§ **PROBLEM DETAILS**: In the lines starting at the one containing "353, 264, 373]" and ending with the one containing "353, 643, 373]", swap "svg-text" for "text", leaving everything else as it is. Give back only those lines.

§ **Region and label listings**:
((
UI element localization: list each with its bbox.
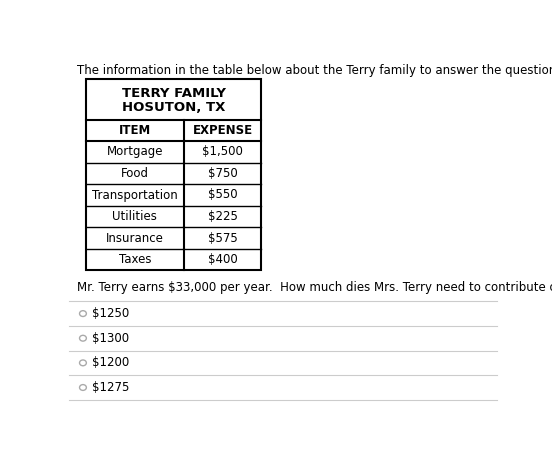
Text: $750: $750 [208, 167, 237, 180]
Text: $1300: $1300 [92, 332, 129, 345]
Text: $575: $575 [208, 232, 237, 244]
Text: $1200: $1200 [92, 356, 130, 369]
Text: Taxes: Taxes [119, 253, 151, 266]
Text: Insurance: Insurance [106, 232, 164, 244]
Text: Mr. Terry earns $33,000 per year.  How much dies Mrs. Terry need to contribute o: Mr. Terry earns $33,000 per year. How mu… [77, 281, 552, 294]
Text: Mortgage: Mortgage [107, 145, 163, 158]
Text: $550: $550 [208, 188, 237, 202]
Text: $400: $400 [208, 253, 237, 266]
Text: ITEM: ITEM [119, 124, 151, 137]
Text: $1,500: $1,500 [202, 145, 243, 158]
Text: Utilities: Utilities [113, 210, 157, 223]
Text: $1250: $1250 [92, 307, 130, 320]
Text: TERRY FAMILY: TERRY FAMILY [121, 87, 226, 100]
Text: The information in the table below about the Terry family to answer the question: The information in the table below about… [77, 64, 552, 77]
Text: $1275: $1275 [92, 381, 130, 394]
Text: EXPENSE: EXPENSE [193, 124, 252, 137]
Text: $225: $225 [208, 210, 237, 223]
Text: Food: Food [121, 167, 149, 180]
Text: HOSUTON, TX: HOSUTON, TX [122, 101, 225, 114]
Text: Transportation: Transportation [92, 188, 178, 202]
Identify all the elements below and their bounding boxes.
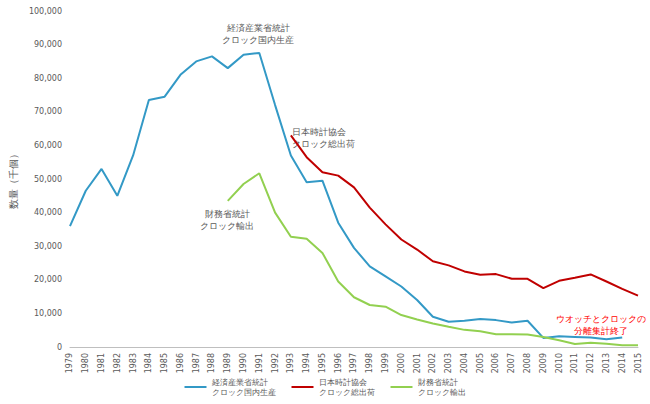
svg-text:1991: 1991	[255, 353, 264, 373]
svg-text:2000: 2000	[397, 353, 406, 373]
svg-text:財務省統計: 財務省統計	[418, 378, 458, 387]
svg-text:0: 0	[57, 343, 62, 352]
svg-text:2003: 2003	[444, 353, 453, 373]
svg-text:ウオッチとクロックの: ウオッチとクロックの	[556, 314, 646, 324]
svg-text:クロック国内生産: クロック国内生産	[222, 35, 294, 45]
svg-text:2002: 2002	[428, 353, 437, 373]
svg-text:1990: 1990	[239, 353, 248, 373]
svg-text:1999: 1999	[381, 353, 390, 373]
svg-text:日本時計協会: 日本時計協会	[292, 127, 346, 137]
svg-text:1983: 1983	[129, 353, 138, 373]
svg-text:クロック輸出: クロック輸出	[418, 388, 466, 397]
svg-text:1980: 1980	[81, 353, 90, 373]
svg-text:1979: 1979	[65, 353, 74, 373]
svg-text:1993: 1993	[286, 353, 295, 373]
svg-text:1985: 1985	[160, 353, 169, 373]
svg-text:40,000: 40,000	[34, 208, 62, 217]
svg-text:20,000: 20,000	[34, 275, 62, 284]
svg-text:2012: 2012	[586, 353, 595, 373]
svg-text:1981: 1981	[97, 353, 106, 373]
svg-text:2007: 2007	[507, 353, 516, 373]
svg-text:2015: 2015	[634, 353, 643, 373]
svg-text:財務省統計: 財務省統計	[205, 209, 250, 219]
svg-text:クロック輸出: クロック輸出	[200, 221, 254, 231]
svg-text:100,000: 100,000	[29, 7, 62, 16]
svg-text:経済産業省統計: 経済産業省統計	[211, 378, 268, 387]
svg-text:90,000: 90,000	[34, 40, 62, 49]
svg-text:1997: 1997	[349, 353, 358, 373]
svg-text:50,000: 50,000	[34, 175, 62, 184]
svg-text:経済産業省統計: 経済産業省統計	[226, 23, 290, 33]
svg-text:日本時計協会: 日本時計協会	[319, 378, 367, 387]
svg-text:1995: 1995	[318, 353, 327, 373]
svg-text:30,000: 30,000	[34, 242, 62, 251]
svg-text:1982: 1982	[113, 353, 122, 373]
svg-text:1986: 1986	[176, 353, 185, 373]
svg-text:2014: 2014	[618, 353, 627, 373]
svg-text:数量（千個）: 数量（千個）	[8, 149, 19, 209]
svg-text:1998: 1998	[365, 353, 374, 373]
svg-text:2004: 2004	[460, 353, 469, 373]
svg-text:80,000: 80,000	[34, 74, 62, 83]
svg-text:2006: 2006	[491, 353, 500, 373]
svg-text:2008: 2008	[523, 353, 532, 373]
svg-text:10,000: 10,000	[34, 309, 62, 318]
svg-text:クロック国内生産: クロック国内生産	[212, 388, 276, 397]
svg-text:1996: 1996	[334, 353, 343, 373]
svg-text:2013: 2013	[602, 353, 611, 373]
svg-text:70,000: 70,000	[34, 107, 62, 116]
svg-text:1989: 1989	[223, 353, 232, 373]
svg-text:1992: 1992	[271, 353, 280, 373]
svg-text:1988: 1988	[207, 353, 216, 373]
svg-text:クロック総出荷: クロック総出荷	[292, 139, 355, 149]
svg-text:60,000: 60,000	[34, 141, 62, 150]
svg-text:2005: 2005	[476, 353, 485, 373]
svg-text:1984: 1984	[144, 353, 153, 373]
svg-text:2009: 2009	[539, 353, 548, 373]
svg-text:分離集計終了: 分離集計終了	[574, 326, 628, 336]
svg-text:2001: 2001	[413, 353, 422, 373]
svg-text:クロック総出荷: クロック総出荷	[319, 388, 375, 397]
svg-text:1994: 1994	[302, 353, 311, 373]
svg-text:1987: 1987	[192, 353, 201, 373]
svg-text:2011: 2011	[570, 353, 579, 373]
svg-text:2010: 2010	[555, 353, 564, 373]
))
((
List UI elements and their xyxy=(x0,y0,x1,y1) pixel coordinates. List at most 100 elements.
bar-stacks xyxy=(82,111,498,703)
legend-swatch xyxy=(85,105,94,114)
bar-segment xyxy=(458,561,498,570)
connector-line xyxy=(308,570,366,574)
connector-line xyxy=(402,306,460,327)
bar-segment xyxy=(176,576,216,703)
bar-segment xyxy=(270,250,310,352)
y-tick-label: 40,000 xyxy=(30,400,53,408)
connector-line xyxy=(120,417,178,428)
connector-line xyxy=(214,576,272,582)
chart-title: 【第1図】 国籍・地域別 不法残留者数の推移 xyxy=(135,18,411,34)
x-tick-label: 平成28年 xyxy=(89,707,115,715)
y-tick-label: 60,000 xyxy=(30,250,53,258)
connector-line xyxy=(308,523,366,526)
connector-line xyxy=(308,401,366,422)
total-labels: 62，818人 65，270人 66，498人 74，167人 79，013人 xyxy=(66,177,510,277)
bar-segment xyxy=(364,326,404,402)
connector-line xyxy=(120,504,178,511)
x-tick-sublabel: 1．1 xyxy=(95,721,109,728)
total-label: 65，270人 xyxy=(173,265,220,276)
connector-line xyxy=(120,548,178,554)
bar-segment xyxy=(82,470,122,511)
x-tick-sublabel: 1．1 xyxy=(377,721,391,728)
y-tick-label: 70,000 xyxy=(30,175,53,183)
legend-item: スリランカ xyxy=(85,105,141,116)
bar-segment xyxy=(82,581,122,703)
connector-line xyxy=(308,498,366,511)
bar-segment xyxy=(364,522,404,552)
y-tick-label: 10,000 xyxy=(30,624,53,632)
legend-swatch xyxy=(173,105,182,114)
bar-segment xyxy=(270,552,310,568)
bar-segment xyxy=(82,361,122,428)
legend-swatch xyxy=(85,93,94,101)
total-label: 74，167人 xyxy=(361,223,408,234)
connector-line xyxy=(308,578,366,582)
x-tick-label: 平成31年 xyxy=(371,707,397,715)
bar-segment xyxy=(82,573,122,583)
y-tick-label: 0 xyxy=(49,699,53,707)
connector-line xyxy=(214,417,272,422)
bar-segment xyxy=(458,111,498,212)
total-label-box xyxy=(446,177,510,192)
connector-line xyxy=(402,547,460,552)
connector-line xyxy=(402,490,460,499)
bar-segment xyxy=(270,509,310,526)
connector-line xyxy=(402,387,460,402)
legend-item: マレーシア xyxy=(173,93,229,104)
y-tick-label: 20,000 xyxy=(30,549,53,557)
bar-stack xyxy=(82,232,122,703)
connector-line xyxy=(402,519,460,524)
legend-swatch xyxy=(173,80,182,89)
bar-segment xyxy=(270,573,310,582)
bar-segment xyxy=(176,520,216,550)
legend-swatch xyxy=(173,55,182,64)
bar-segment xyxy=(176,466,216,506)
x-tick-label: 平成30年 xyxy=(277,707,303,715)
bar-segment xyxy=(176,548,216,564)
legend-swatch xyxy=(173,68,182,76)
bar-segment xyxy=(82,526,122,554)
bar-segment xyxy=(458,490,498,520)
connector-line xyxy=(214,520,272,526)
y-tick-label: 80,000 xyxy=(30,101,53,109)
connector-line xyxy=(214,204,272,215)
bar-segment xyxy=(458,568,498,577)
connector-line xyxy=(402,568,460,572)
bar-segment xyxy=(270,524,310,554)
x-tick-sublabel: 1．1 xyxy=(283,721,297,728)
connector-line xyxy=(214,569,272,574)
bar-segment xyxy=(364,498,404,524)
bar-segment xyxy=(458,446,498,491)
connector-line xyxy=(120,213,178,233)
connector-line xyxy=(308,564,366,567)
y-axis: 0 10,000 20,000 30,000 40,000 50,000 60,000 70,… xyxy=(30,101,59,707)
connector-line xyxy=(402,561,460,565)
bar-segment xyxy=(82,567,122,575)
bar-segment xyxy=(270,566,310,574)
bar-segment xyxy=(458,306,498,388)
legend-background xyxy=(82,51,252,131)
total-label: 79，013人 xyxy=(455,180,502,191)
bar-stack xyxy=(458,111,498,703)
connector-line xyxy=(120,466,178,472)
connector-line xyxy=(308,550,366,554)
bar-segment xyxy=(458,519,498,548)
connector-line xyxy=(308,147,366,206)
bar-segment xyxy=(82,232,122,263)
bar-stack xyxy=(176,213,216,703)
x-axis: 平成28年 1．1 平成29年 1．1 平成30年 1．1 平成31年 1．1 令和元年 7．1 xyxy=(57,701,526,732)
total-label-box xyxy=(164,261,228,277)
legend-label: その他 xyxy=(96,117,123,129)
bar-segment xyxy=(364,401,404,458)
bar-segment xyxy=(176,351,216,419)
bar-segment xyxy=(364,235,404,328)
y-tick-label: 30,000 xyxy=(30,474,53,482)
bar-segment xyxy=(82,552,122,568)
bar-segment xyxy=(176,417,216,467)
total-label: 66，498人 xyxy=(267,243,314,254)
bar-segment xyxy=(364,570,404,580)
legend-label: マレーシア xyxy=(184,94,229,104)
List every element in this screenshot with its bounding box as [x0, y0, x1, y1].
))
§ **RESULT FOR THIS EXERCISE**:
text:1991: 1991	[255, 353, 264, 373]
text:2000: 2000	[397, 353, 406, 373]
text:財務省統計: 財務省統計	[418, 378, 458, 387]
text:0: 0	[57, 343, 62, 352]
text:2003: 2003	[444, 353, 453, 373]
text:ウオッチとクロックの: ウオッチとクロックの	[556, 314, 646, 324]
text:クロック国内生産: クロック国内生産	[222, 35, 294, 45]
text:2002: 2002	[428, 353, 437, 373]
text:1990: 1990	[239, 353, 248, 373]
text:1999: 1999	[381, 353, 390, 373]
text:日本時計協会: 日本時計協会	[292, 127, 346, 137]
text:1983: 1983	[129, 353, 138, 373]
text:クロック輸出: クロック輸出	[418, 388, 466, 397]
text:1980: 1980	[81, 353, 90, 373]
text:1979: 1979	[65, 353, 74, 373]
text:1993: 1993	[286, 353, 295, 373]
text:1985: 1985	[160, 353, 169, 373]
text:40,000: 40,000	[34, 208, 62, 217]
text:20,000: 20,000	[34, 275, 62, 284]
text:2012: 2012	[586, 353, 595, 373]
text:1981: 1981	[97, 353, 106, 373]
text:2007: 2007	[507, 353, 516, 373]
text:2015: 2015	[634, 353, 643, 373]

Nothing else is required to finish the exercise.